Pull each line holding "Impaired" out of the entries below.

Data entries —
━━━━━━

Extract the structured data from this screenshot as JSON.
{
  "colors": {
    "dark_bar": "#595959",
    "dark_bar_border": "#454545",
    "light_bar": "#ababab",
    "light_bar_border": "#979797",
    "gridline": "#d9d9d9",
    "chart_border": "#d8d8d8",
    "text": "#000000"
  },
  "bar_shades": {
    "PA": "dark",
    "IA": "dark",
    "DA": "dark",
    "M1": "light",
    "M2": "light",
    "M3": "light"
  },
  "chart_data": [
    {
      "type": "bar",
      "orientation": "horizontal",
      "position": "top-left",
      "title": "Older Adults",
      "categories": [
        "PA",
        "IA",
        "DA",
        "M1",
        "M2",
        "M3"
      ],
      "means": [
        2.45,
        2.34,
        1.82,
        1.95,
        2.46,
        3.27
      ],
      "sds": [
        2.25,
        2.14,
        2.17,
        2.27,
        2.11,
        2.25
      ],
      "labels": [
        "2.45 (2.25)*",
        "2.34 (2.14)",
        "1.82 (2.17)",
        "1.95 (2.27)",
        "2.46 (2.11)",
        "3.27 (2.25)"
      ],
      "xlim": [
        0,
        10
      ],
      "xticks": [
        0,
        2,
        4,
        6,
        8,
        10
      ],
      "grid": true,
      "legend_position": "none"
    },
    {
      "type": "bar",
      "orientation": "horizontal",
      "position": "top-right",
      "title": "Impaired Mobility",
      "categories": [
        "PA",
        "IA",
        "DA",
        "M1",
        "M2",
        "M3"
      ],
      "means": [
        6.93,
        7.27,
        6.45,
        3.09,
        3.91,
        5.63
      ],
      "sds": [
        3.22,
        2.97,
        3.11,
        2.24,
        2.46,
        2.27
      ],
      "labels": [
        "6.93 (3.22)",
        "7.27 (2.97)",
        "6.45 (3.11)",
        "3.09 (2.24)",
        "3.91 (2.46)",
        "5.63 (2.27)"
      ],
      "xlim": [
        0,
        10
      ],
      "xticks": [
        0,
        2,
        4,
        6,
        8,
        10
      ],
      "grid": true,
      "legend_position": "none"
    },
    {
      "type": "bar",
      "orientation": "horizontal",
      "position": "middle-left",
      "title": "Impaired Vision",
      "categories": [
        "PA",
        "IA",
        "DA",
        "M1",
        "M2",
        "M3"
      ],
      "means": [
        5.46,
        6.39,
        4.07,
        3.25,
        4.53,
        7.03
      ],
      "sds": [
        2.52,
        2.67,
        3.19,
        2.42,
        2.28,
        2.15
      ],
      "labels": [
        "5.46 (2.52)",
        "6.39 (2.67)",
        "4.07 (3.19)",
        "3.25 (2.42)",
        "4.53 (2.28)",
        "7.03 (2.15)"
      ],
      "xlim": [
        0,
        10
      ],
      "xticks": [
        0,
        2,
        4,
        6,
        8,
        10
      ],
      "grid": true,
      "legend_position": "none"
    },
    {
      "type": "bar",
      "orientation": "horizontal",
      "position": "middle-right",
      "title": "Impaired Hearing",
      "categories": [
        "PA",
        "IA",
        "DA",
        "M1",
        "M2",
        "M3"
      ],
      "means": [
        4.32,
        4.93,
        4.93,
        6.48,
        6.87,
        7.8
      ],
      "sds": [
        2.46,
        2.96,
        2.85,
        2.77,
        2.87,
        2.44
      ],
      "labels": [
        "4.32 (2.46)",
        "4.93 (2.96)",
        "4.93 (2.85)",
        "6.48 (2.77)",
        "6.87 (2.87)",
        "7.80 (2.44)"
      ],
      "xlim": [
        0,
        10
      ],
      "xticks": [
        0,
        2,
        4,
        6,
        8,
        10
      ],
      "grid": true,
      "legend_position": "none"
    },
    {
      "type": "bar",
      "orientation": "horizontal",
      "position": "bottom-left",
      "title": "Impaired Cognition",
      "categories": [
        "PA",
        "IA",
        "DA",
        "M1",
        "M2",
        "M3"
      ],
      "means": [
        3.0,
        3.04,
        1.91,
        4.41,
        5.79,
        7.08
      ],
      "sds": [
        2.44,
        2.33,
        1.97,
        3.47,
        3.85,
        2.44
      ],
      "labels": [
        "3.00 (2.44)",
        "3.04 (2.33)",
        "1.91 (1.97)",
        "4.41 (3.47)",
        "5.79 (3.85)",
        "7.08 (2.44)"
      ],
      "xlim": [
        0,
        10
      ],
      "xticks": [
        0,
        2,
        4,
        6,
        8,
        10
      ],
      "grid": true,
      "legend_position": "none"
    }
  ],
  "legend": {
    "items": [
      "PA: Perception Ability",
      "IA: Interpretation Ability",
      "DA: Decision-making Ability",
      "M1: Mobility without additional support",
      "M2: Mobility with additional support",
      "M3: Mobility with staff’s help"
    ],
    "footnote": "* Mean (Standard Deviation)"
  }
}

━━━━━━

Result of this exercise —
      "title": "Impaired Mobility",
      "title": "Impaired Vision",
      "title": "Impaired Hearing",
      "title": "Impaired Cognition",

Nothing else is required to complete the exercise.